┏━━
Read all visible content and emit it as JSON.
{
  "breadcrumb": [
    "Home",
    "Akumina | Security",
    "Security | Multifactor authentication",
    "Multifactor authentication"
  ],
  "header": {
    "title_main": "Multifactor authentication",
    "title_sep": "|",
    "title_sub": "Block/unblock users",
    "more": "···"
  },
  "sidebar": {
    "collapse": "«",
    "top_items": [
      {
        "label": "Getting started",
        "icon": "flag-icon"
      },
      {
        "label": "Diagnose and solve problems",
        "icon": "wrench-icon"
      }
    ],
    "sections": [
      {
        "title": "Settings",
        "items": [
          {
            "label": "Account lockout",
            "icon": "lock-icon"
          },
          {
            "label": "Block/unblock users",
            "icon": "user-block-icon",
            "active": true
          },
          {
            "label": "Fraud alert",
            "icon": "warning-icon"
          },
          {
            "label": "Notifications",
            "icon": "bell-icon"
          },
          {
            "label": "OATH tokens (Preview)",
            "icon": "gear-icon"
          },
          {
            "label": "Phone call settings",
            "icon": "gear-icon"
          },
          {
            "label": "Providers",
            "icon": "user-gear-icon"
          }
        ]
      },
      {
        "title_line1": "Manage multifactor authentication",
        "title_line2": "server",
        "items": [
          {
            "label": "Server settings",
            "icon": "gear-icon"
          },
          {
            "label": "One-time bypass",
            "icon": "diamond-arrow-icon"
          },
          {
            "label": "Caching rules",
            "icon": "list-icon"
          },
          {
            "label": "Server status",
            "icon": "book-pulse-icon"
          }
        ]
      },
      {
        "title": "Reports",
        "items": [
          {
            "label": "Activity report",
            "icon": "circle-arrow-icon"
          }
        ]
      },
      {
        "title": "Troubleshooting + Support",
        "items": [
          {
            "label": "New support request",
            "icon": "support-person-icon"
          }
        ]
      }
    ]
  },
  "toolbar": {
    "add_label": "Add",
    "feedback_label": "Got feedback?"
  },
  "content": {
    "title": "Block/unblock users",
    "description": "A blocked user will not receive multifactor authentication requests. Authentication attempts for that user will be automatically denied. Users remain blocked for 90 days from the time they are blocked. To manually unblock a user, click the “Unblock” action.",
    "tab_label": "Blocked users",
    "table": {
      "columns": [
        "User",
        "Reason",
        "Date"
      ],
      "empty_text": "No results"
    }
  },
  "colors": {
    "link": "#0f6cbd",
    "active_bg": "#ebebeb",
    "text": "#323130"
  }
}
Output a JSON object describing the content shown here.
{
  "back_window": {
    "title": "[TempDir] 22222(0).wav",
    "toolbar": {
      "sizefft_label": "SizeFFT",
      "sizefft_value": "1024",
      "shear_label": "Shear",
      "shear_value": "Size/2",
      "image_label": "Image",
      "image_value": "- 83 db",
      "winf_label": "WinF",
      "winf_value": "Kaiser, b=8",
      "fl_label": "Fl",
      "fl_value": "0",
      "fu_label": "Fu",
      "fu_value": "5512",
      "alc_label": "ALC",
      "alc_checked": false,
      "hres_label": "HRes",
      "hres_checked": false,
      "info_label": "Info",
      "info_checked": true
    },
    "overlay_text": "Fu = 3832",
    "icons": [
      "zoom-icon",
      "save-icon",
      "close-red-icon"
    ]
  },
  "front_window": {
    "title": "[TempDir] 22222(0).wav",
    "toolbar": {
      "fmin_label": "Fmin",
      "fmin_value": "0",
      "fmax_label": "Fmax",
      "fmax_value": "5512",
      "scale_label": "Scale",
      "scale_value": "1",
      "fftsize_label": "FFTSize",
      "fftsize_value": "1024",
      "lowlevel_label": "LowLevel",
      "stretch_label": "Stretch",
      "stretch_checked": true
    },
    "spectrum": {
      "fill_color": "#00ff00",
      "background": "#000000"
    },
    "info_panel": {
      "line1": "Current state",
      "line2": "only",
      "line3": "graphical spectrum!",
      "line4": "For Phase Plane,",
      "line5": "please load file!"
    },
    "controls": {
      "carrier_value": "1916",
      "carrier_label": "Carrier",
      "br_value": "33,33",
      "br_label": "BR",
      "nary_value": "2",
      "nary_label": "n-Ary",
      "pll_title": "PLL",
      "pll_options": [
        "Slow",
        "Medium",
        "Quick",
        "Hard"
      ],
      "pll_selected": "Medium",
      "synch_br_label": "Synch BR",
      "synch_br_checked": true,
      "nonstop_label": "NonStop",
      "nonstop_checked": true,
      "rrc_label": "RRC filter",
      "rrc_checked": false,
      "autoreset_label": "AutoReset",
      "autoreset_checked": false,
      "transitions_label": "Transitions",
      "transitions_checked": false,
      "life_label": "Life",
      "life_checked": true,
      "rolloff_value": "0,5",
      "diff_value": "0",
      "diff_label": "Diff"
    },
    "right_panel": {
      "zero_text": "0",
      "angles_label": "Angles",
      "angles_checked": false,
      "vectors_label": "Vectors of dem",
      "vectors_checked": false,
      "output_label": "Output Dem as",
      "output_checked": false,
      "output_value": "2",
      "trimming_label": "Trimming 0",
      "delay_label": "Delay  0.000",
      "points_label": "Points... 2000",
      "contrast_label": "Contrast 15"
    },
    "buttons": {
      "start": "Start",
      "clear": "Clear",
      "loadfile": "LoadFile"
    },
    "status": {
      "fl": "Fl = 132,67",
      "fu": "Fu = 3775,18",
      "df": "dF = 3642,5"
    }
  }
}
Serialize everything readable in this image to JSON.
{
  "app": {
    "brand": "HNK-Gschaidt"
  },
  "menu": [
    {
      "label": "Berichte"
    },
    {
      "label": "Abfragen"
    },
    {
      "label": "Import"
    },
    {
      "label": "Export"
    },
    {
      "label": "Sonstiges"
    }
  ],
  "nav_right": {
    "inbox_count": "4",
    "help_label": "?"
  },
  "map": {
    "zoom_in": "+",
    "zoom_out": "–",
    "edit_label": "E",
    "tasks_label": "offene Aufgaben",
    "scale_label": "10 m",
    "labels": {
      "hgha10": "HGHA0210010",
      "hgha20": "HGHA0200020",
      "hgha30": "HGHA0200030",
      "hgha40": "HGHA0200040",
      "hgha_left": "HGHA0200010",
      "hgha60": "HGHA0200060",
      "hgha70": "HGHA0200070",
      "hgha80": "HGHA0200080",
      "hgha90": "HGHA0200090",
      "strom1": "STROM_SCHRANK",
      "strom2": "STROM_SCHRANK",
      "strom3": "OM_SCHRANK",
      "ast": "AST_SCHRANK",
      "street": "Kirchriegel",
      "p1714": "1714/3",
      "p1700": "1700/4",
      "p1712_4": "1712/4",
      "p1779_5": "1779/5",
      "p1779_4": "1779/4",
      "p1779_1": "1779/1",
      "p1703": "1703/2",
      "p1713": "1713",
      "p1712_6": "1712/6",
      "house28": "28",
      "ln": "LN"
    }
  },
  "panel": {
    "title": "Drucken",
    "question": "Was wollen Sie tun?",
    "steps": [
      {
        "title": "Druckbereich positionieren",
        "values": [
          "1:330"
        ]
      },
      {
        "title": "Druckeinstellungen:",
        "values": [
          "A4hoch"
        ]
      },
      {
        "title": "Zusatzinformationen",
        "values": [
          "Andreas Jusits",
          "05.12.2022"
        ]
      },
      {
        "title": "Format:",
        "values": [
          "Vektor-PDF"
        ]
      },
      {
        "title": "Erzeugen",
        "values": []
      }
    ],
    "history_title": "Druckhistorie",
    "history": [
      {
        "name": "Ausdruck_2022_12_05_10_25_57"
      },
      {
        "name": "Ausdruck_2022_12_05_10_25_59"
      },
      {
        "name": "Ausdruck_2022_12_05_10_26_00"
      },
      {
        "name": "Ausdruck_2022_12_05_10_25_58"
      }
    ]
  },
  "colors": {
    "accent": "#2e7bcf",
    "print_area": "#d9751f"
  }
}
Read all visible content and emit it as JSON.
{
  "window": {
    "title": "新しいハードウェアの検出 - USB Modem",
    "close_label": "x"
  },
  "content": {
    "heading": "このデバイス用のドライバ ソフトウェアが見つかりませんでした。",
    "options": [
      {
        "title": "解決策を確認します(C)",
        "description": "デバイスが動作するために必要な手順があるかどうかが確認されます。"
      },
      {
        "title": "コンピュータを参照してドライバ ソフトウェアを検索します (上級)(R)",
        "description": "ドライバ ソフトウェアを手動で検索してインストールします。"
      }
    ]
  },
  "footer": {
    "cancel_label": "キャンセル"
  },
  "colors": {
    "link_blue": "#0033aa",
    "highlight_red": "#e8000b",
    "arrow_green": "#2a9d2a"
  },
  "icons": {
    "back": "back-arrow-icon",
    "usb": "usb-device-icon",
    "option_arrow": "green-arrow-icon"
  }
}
┗━━
→ EXERCISE OBJECTIVE
Pick out and copy every line that contains the word "name".

→ RESPONSE BELOW
        "name": "Ausdruck_2022_12_05_10_25_57"
        "name": "Ausdruck_2022_12_05_10_25_59"
        "name": "Ausdruck_2022_12_05_10_26_00"
        "name": "Ausdruck_2022_12_05_10_25_58"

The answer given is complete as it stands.